── DATASET RECORDS
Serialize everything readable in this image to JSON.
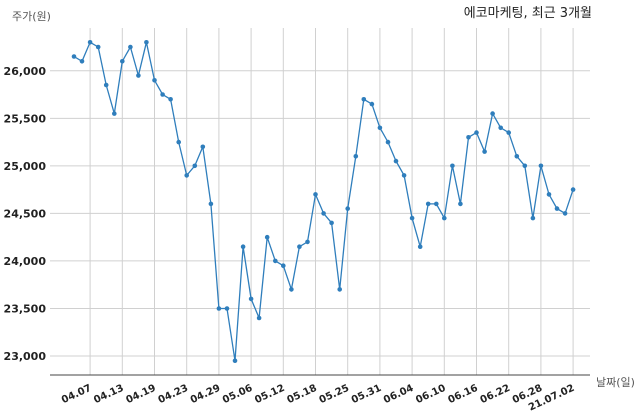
{
  "chart_data": {
    "type": "line",
    "title": "에코마케팅, 최근 3개월",
    "ylabel": "주가(원)",
    "xlabel": "날짜(일)",
    "ylim": [
      22800,
      26450
    ],
    "yticks": [
      "23,000",
      "23,500",
      "24,000",
      "24,500",
      "25,000",
      "25,500",
      "26,000"
    ],
    "ytick_values": [
      23000,
      23500,
      24000,
      24500,
      25000,
      25500,
      26000
    ],
    "xtick_labels": [
      "04.07",
      "04.13",
      "04.19",
      "04.23",
      "04.29",
      "05.06",
      "05.12",
      "05.18",
      "05.25",
      "05.31",
      "06.04",
      "06.10",
      "06.16",
      "06.22",
      "06.28",
      "21.07.02"
    ],
    "xtick_index": [
      2,
      6,
      10,
      14,
      18,
      22,
      26,
      30,
      34,
      38,
      42,
      46,
      50,
      54,
      58,
      62
    ],
    "grid": true,
    "series": [
      {
        "values": [
          26150,
          26100,
          26300,
          26250,
          25850,
          25550,
          26100,
          26250,
          25950,
          26300,
          25900,
          25750,
          25700,
          25250,
          24900,
          25000,
          25200,
          24600,
          23500,
          23500,
          22950,
          24150,
          23600,
          23400,
          24250,
          24000,
          23950,
          23700,
          24150,
          24200,
          24700,
          24500,
          24400,
          23700,
          24550,
          25100,
          25700,
          25650,
          25400,
          25250,
          25050,
          24900,
          24450,
          24150,
          24600,
          24600,
          24450,
          25000,
          24600,
          25300,
          25350,
          25150,
          25550,
          25400,
          25350,
          25100,
          25000,
          24450,
          25000,
          24700,
          24550,
          24500,
          24750
        ]
      }
    ],
    "colors": {
      "line": "#2f7ebc",
      "grid": "#d0d0d0"
    }
  }
}
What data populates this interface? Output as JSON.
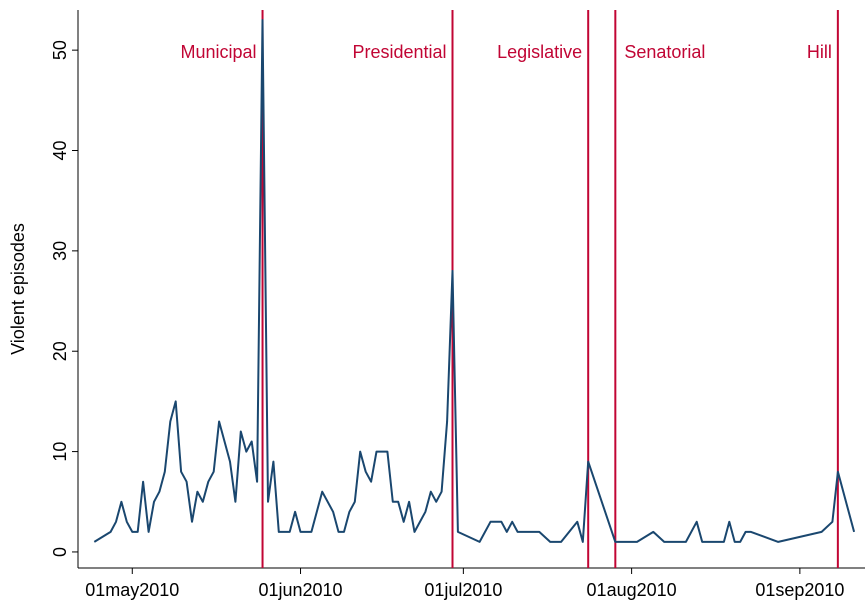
{
  "chart_data": {
    "type": "line",
    "ylabel": "Violent episodes",
    "x": [
      "2010-04-24",
      "2010-04-27",
      "2010-04-28",
      "2010-04-29",
      "2010-04-30",
      "2010-05-01",
      "2010-05-02",
      "2010-05-03",
      "2010-05-04",
      "2010-05-05",
      "2010-05-06",
      "2010-05-07",
      "2010-05-08",
      "2010-05-09",
      "2010-05-10",
      "2010-05-11",
      "2010-05-12",
      "2010-05-13",
      "2010-05-14",
      "2010-05-15",
      "2010-05-16",
      "2010-05-17",
      "2010-05-19",
      "2010-05-20",
      "2010-05-21",
      "2010-05-22",
      "2010-05-23",
      "2010-05-24",
      "2010-05-25",
      "2010-05-26",
      "2010-05-27",
      "2010-05-28",
      "2010-05-30",
      "2010-05-31",
      "2010-06-01",
      "2010-06-03",
      "2010-06-05",
      "2010-06-07",
      "2010-06-08",
      "2010-06-09",
      "2010-06-10",
      "2010-06-11",
      "2010-06-12",
      "2010-06-13",
      "2010-06-14",
      "2010-06-15",
      "2010-06-17",
      "2010-06-18",
      "2010-06-19",
      "2010-06-20",
      "2010-06-21",
      "2010-06-22",
      "2010-06-24",
      "2010-06-25",
      "2010-06-26",
      "2010-06-27",
      "2010-06-28",
      "2010-06-29",
      "2010-06-30",
      "2010-07-04",
      "2010-07-06",
      "2010-07-08",
      "2010-07-09",
      "2010-07-10",
      "2010-07-11",
      "2010-07-15",
      "2010-07-17",
      "2010-07-19",
      "2010-07-22",
      "2010-07-23",
      "2010-07-24",
      "2010-07-29",
      "2010-08-02",
      "2010-08-05",
      "2010-08-07",
      "2010-08-11",
      "2010-08-13",
      "2010-08-14",
      "2010-08-18",
      "2010-08-19",
      "2010-08-20",
      "2010-08-21",
      "2010-08-22",
      "2010-08-23",
      "2010-08-28",
      "2010-09-05",
      "2010-09-07",
      "2010-09-08",
      "2010-09-11"
    ],
    "series": [
      {
        "name": "Violent episodes",
        "color": "#1a476f",
        "values": [
          1,
          2,
          3,
          5,
          3,
          2,
          2,
          7,
          2,
          5,
          6,
          8,
          13,
          15,
          8,
          7,
          3,
          6,
          5,
          7,
          8,
          13,
          9,
          5,
          12,
          10,
          11,
          7,
          53,
          5,
          9,
          2,
          2,
          4,
          2,
          2,
          6,
          4,
          2,
          2,
          4,
          5,
          10,
          8,
          7,
          10,
          10,
          5,
          5,
          3,
          5,
          2,
          4,
          6,
          5,
          6,
          13,
          28,
          2,
          1,
          3,
          3,
          2,
          3,
          2,
          2,
          1,
          1,
          3,
          1,
          9,
          1,
          1,
          2,
          1,
          1,
          3,
          1,
          1,
          3,
          1,
          1,
          2,
          2,
          1,
          2,
          3,
          8,
          2
        ]
      }
    ],
    "xlim": [
      "2010-04-21",
      "2010-09-13"
    ],
    "xticks": [
      {
        "value": "2010-05-01",
        "label": "01may2010"
      },
      {
        "value": "2010-06-01",
        "label": "01jun2010"
      },
      {
        "value": "2010-07-01",
        "label": "01jul2010"
      },
      {
        "value": "2010-08-01",
        "label": "01aug2010"
      },
      {
        "value": "2010-09-01",
        "label": "01sep2010"
      }
    ],
    "ylim": [
      -1.6,
      54
    ],
    "yticks": [
      0,
      10,
      20,
      30,
      40,
      50
    ],
    "vlines": [
      {
        "x": "2010-05-25",
        "label": "Municipal",
        "side": "left"
      },
      {
        "x": "2010-06-29",
        "label": "Presidential",
        "side": "left"
      },
      {
        "x": "2010-07-24",
        "label": "Legislative",
        "side": "left"
      },
      {
        "x": "2010-07-29",
        "label": "Senatorial",
        "side": "right"
      },
      {
        "x": "2010-09-08",
        "label": "Hill",
        "side": "left"
      }
    ],
    "vline_color": "#c10534"
  }
}
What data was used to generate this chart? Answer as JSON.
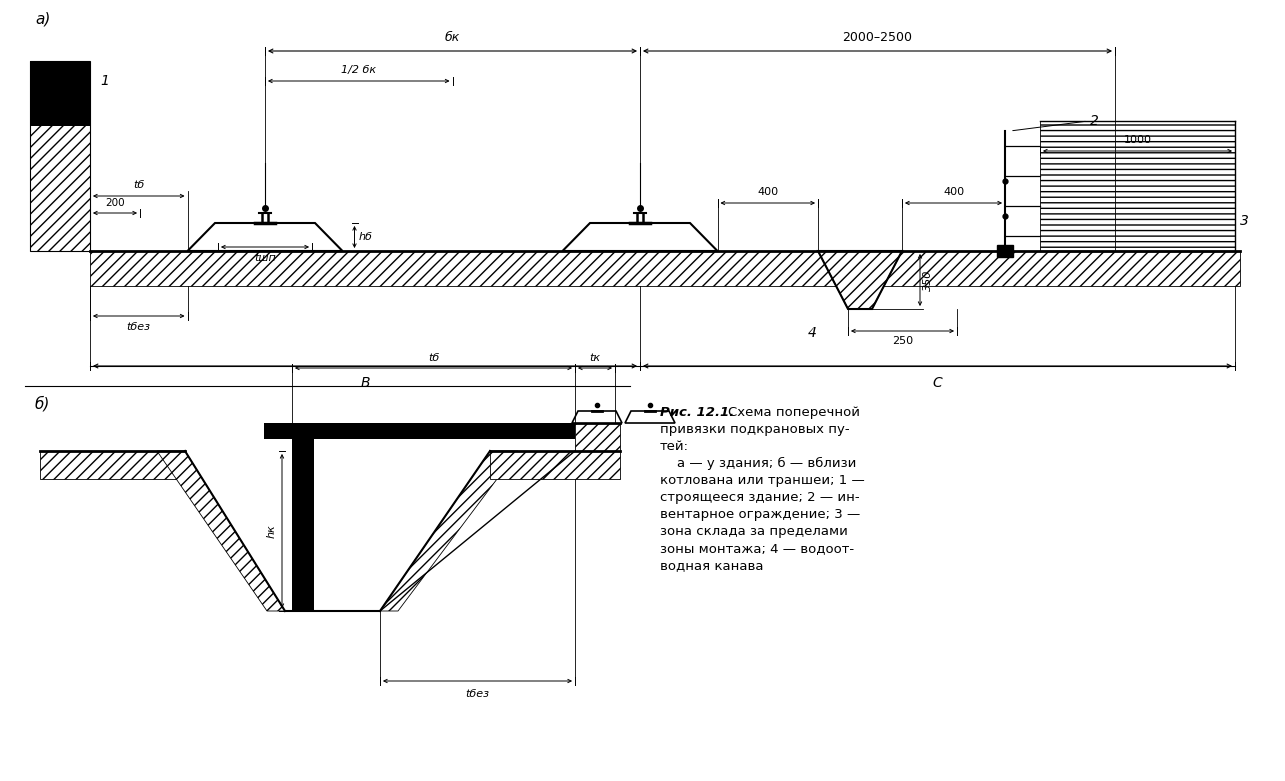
{
  "bg_color": "#ffffff",
  "title_a": "а)",
  "title_b": "б)",
  "label_1": "1",
  "label_2": "2",
  "label_3": "3",
  "label_4": "4",
  "dim_bk": "бк",
  "dim_half_bk": "1/2 бк",
  "dim_200": "200",
  "dim_tb": "tб",
  "dim_tsh": "tшп",
  "dim_hb": "hб",
  "dim_tbez": "tбез",
  "dim_B": "В",
  "dim_C": "С",
  "dim_2000_2500": "2000–2500",
  "dim_400_1": "400",
  "dim_400_2": "400",
  "dim_350": "350",
  "dim_250": "250",
  "dim_1000": "1000",
  "dim_tk": "tк",
  "dim_hk": "hк",
  "caption_bold": "Рис. 12.1.",
  "caption_rest": " Схема поперечной\nпривязки подкрановых пу-\nтей:\n    а — у здания; б — вблизи\nкотлована или траншеи; 1 —\nстроящееся здание; 2 — ин-\nвентарное ограждение; 3 —\nзона склада за пределами\nзоны монтажа; 4 — водоот-\nводная канава"
}
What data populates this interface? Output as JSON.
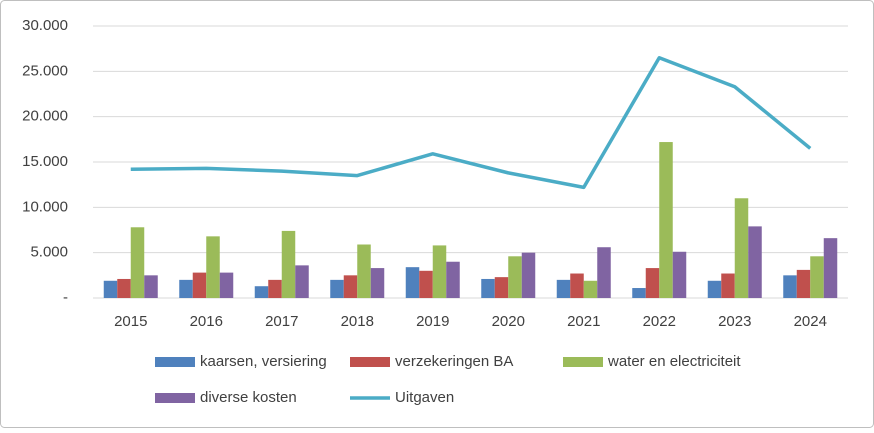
{
  "chart_data": {
    "type": "bar",
    "categories": [
      "2015",
      "2016",
      "2017",
      "2018",
      "2019",
      "2020",
      "2021",
      "2022",
      "2023",
      "2024"
    ],
    "series": [
      {
        "name": "kaarsen, versiering",
        "color": "#4f81bd",
        "values": [
          1900,
          2000,
          1300,
          2000,
          3400,
          2100,
          2000,
          1100,
          1900,
          2500
        ]
      },
      {
        "name": "verzekeringen BA",
        "color": "#c0504d",
        "values": [
          2100,
          2800,
          2000,
          2500,
          3000,
          2300,
          2700,
          3300,
          2700,
          3100
        ]
      },
      {
        "name": "water en electriciteit",
        "color": "#9bbb59",
        "values": [
          7800,
          6800,
          7400,
          5900,
          5800,
          4600,
          1900,
          17200,
          11000,
          4600
        ]
      },
      {
        "name": "diverse kosten",
        "color": "#8064a2",
        "values": [
          2500,
          2800,
          3600,
          3300,
          4000,
          5000,
          5600,
          5100,
          7900,
          6600
        ]
      },
      {
        "name": "Uitgaven",
        "color": "#4bacc6",
        "type": "line",
        "values": [
          14200,
          14300,
          14000,
          13500,
          15900,
          13800,
          12200,
          26500,
          23300,
          16500
        ]
      }
    ],
    "ylim": [
      0,
      30000
    ],
    "yticks": [
      {
        "value": 0,
        "label": "-"
      },
      {
        "value": 5000,
        "label": "5.000"
      },
      {
        "value": 10000,
        "label": "10.000"
      },
      {
        "value": 15000,
        "label": "15.000"
      },
      {
        "value": 20000,
        "label": "20.000"
      },
      {
        "value": 25000,
        "label": "25.000"
      },
      {
        "value": 30000,
        "label": "30.000"
      }
    ],
    "grid": true
  }
}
────
● SET TASK
Each line holding "name" must be found and copied.

● ANSWER TO THE EXERCISE
        "name": "Violent episodes",
        "name": "kaarsen, versiering",
        "name": "verzekeringen BA",
        "name": "water en electriciteit",
        "name": "diverse kosten",
        "name": "Uitgaven",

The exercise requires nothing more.